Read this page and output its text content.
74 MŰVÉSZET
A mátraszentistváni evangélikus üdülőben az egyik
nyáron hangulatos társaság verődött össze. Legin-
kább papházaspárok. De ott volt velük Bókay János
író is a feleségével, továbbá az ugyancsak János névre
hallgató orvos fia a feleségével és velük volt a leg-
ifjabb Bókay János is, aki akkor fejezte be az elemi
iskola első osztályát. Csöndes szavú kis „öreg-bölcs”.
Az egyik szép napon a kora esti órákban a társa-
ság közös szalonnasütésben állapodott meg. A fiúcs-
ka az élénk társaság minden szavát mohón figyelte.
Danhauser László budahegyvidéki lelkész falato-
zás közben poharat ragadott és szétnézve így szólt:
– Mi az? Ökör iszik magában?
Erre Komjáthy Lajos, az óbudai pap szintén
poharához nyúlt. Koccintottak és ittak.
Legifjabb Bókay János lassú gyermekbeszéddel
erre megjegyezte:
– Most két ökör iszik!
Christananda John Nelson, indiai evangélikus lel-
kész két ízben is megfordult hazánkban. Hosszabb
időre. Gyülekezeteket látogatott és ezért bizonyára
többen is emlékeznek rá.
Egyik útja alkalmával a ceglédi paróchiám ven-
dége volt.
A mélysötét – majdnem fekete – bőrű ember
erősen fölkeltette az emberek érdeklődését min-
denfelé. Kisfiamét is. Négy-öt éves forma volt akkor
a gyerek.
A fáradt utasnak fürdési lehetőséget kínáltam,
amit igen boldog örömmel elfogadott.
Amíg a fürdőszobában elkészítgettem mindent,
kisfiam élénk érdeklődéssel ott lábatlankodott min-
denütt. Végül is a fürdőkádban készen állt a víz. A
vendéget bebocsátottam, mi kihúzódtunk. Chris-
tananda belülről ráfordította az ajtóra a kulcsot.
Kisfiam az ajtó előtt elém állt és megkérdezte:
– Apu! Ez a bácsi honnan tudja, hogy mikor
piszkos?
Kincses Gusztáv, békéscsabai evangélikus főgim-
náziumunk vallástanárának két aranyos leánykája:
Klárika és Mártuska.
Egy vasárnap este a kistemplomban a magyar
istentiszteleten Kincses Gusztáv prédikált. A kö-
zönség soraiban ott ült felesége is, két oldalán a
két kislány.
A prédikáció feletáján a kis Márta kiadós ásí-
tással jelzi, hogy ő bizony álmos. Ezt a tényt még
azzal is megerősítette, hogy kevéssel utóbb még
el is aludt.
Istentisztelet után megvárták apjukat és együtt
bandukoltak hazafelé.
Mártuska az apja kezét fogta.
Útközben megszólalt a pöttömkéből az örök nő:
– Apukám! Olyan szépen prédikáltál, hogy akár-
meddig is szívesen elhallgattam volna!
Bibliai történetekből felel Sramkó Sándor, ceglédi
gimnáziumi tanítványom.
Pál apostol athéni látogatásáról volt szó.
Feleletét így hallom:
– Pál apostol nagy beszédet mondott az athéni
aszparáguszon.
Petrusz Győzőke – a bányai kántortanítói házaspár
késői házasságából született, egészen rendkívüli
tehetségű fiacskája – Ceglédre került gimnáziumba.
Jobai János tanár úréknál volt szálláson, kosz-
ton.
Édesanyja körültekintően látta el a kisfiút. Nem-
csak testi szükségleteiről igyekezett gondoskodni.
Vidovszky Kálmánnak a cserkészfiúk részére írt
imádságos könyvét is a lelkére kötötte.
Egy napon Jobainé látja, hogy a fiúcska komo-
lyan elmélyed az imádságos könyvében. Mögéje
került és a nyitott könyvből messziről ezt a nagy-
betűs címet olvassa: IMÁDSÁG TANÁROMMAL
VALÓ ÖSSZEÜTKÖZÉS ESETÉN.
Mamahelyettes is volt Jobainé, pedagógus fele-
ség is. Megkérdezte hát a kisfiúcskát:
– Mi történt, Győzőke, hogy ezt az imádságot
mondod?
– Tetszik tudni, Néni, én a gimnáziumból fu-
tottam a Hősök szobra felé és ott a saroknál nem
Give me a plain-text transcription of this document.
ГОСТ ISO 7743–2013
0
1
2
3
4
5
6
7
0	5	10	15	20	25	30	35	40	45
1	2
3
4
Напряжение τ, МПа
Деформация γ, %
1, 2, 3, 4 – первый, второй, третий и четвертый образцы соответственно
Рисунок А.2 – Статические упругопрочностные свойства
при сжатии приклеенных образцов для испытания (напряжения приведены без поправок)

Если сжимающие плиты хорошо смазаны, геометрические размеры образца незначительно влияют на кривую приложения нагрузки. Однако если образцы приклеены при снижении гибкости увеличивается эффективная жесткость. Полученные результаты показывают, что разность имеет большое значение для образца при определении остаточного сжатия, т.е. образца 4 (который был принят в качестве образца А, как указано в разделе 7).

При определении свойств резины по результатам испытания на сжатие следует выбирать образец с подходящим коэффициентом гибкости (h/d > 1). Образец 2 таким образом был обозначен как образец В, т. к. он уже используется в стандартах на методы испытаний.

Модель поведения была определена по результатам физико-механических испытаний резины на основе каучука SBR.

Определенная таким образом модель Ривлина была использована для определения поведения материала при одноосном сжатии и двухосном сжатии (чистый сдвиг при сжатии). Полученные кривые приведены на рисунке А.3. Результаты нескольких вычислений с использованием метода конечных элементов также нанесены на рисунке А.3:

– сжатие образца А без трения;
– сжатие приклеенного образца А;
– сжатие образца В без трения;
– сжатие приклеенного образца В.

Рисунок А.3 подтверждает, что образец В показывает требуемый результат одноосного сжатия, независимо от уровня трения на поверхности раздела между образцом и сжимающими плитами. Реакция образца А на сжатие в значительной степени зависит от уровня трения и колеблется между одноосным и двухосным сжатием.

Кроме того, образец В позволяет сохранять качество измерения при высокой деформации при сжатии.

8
----------
■ PROBLEM TO SOLVE: Every line holding "Mártuska" should be copied out.

■ FINISHED ANSWER:
Klárika és Mártuska.
Mártuska az apja kezét fogta.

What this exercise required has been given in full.